━━ Data provided ━━

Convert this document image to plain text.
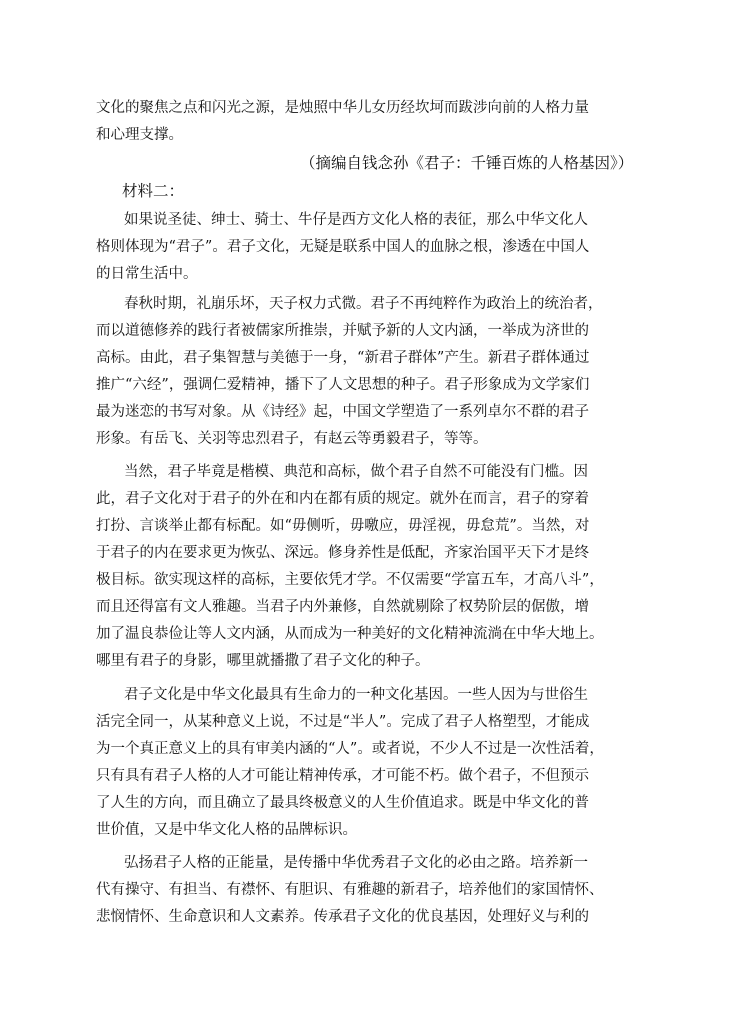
文化的聚焦之点和闪光之源，是烛照中华儿女历经坎坷而跋涉向前的人格力量
和心理支撑。
（摘编自钱念孙《君子：千锤百炼的人格基因》）
材料二：
如果说圣徒、绅士、骑士、牛仔是西方文化人格的表征，那么中华文化人
格则体现为“君子”。君子文化，无疑是联系中国人的血脉之根，渗透在中国人
的日常生活中。
春秋时期，礼崩乐坏，天子权力式微。君子不再纯粹作为政治上的统治者，
而以道德修养的践行者被儒家所推崇，并赋予新的人文内涵，一举成为济世的
高标。由此，君子集智慧与美德于一身，“新君子群体”产生。新君子群体通过
推广“六经”，强调仁爱精神，播下了人文思想的种子。君子形象成为文学家们
最为迷恋的书写对象。从《诗经》起，中国文学塑造了一系列卓尔不群的君子
形象。有岳飞、关羽等忠烈君子，有赵云等勇毅君子，等等。
当然，君子毕竟是楷模、典范和高标，做个君子自然不可能没有门槛。因
此，君子文化对于君子的外在和内在都有质的规定。就外在而言，君子的穿着
打扮、言谈举止都有标配。如“毋侧听，毋噭应，毋淫视，毋怠荒”。当然，对
于君子的内在要求更为恢弘、深远。修身养性是低配，齐家治国平天下才是终
极目标。欲实现这样的高标，主要依凭才学。不仅需要“学富五车，才高八斗”，
而且还得富有文人雅趣。当君子内外兼修，自然就剔除了权势阶层的倨傲，增
加了温良恭俭让等人文内涵，从而成为一种美好的文化精神流淌在中华大地上。
哪里有君子的身影，哪里就播撒了君子文化的种子。
君子文化是中华文化最具有生命力的一种文化基因。一些人因为与世俗生
活完全同一，从某种意义上说，不过是“半人”。完成了君子人格塑型，才能成
为一个真正意义上的具有审美内涵的“人”。或者说，不少人不过是一次性活着，
只有具有君子人格的人才可能让精神传承，才可能不朽。做个君子，不但预示
了人生的方向，而且确立了最具终极意义的人生价值追求。既是中华文化的普
世价值，又是中华文化人格的品牌标识。
弘扬君子人格的正能量，是传播中华优秀君子文化的必由之路。培养新一
代有操守、有担当、有襟怀、有胆识、有雅趣的新君子，培养他们的家国情怀、
悲悯情怀、生命意识和人文素养。传承君子文化的优良基因，处理好义与利的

━━━

» **Work to complete**: Each line of the material must be retyped exactly, except that images are omitted.

» **Complete output**:
Convert this document image to plain text.
文化的聚焦之点和闪光之源，是烛照中华儿女历经坎坷而跋涉向前的人格力量
和心理支撑。
（摘编自钱念孙《君子：千锤百炼的人格基因》）
材料二：
如果说圣徒、绅士、骑士、牛仔是西方文化人格的表征，那么中华文化人
格则体现为“君子”。君子文化，无疑是联系中国人的血脉之根，渗透在中国人
的日常生活中。
春秋时期，礼崩乐坏，天子权力式微。君子不再纯粹作为政治上的统治者，
而以道德修养的践行者被儒家所推崇，并赋予新的人文内涵，一举成为济世的
高标。由此，君子集智慧与美德于一身，“新君子群体”产生。新君子群体通过
推广“六经”，强调仁爱精神，播下了人文思想的种子。君子形象成为文学家们
最为迷恋的书写对象。从《诗经》起，中国文学塑造了一系列卓尔不群的君子
形象。有岳飞、关羽等忠烈君子，有赵云等勇毅君子，等等。
当然，君子毕竟是楷模、典范和高标，做个君子自然不可能没有门槛。因
此，君子文化对于君子的外在和内在都有质的规定。就外在而言，君子的穿着
打扮、言谈举止都有标配。如“毋侧听，毋噭应，毋淫视，毋怠荒”。当然，对
于君子的内在要求更为恢弘、深远。修身养性是低配，齐家治国平天下才是终
极目标。欲实现这样的高标，主要依凭才学。不仅需要“学富五车，才高八斗”，
而且还得富有文人雅趣。当君子内外兼修，自然就剔除了权势阶层的倨傲，增
加了温良恭俭让等人文内涵，从而成为一种美好的文化精神流淌在中华大地上。
哪里有君子的身影，哪里就播撒了君子文化的种子。
君子文化是中华文化最具有生命力的一种文化基因。一些人因为与世俗生
活完全同一，从某种意义上说，不过是“半人”。完成了君子人格塑型，才能成
为一个真正意义上的具有审美内涵的“人”。或者说，不少人不过是一次性活着，
只有具有君子人格的人才可能让精神传承，才可能不朽。做个君子，不但预示
了人生的方向，而且确立了最具终极意义的人生价值追求。既是中华文化的普
世价值，又是中华文化人格的品牌标识。
弘扬君子人格的正能量，是传播中华优秀君子文化的必由之路。培养新一
代有操守、有担当、有襟怀、有胆识、有雅趣的新君子，培养他们的家国情怀、
悲悯情怀、生命意识和人文素养。传承君子文化的优良基因，处理好义与利的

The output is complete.